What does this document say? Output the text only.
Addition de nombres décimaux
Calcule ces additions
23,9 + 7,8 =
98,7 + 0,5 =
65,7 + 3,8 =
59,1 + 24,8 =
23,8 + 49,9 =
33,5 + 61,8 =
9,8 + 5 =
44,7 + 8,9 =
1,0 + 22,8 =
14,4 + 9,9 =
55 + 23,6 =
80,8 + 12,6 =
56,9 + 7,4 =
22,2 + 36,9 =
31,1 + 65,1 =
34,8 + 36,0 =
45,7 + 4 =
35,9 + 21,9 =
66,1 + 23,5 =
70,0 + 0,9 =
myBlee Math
────────────────────────────────────────
## AIM OF THE EXERCISE
Write the data back out verbatim.

## RESULT FOR THIS EXERCISE
What does this document say? Output the text only.
Addition de nombres décimaux
Calcule ces additions
23,9 + 7,8 =
98,7 + 0,5 =
65,7 + 3,8 =
59,1 + 24,8 =
23,8 + 49,9 =
33,5 + 61,8 =
9,8 + 5 =
44,7 + 8,9 =
1,0 + 22,8 =
14,4 + 9,9 =
55 + 23,6 =
80,8 + 12,6 =
56,9 + 7,4 =
22,2 + 36,9 =
31,1 + 65,1 =
34,8 + 36,0 =
45,7 + 4 =
35,9 + 21,9 =
66,1 + 23,5 =
70,0 + 0,9 =
myBlee Math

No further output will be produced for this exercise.